[Collected data entries]
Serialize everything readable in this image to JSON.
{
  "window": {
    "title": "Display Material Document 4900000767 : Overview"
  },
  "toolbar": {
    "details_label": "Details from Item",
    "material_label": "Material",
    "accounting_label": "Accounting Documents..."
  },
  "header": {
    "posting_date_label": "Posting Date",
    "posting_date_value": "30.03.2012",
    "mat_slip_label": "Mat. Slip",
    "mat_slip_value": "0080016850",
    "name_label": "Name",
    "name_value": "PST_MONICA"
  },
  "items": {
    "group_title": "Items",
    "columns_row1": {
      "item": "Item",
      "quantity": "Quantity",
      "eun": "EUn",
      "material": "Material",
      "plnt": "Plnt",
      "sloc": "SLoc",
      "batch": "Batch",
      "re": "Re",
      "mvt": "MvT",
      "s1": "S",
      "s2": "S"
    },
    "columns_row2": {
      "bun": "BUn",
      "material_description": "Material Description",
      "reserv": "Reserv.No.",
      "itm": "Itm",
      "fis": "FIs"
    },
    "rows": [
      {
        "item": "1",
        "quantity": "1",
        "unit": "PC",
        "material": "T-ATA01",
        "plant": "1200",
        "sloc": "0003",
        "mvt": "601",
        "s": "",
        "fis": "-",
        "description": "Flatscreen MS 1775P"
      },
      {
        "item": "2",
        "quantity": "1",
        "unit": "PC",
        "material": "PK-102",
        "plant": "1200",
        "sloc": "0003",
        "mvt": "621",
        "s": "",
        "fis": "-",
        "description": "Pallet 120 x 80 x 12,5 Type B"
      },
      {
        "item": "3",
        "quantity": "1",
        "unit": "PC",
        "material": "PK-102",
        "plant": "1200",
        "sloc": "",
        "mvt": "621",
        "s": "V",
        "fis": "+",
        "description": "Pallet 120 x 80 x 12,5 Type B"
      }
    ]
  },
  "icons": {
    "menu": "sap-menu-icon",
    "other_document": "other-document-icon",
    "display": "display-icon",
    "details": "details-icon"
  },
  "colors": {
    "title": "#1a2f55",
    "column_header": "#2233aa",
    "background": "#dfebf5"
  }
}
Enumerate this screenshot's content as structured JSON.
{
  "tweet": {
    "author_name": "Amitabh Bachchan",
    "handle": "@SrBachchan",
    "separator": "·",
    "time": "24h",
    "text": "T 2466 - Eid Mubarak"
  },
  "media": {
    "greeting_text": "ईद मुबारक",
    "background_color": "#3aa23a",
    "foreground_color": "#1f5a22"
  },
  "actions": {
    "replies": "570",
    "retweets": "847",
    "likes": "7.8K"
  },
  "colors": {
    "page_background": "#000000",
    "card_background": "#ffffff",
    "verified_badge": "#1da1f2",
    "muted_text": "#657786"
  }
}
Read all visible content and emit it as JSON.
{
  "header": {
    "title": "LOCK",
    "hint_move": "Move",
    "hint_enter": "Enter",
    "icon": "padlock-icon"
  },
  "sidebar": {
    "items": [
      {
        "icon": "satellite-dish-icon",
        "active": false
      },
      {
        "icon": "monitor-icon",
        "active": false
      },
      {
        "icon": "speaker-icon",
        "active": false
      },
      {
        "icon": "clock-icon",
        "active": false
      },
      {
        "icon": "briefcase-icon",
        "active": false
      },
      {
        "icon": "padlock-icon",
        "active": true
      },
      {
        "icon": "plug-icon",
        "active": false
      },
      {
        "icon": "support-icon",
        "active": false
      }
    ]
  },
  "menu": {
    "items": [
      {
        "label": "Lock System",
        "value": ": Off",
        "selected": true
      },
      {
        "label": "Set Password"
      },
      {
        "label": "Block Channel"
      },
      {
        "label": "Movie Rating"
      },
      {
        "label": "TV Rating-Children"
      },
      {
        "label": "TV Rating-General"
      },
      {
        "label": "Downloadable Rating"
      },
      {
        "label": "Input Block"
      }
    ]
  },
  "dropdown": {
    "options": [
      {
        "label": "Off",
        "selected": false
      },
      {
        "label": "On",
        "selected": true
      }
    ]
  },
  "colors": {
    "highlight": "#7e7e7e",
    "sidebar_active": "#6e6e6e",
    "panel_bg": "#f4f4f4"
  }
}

**Exercise goal:**
Filter the records for lines holding the string "padlock". Copy each one.

**Result for this exercise:**
    "icon": "padlock-icon"
        "icon": "padlock-icon",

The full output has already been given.